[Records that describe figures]

◆ ◆ ◆ ◆

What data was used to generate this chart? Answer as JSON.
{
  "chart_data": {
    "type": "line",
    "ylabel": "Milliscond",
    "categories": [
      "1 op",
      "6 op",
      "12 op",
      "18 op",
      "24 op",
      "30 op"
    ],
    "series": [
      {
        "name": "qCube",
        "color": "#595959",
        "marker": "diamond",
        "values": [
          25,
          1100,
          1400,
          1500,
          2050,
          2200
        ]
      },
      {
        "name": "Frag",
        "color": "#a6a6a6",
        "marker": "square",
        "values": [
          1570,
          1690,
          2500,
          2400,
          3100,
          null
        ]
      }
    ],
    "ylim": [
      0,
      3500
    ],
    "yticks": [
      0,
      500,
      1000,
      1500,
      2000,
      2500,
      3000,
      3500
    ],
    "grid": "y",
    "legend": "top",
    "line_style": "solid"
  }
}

◆ ◆ ◆ ◆

__Your goal__. Return all of the entries exactly as they were supplied.

__Result of this task__.
What data was used to generate this chart? Answer as JSON.
{
  "chart_data": {
    "type": "line",
    "ylabel": "Milliscond",
    "categories": [
      "1 op",
      "6 op",
      "12 op",
      "18 op",
      "24 op",
      "30 op"
    ],
    "series": [
      {
        "name": "qCube",
        "color": "#595959",
        "marker": "diamond",
        "values": [
          25,
          1100,
          1400,
          1500,
          2050,
          2200
        ]
      },
      {
        "name": "Frag",
        "color": "#a6a6a6",
        "marker": "square",
        "values": [
          1570,
          1690,
          2500,
          2400,
          3100,
          null
        ]
      }
    ],
    "ylim": [
      0,
      3500
    ],
    "yticks": [
      0,
      500,
      1000,
      1500,
      2000,
      2500,
      3000,
      3500
    ],
    "grid": "y",
    "legend": "top",
    "line_style": "solid"
  }
}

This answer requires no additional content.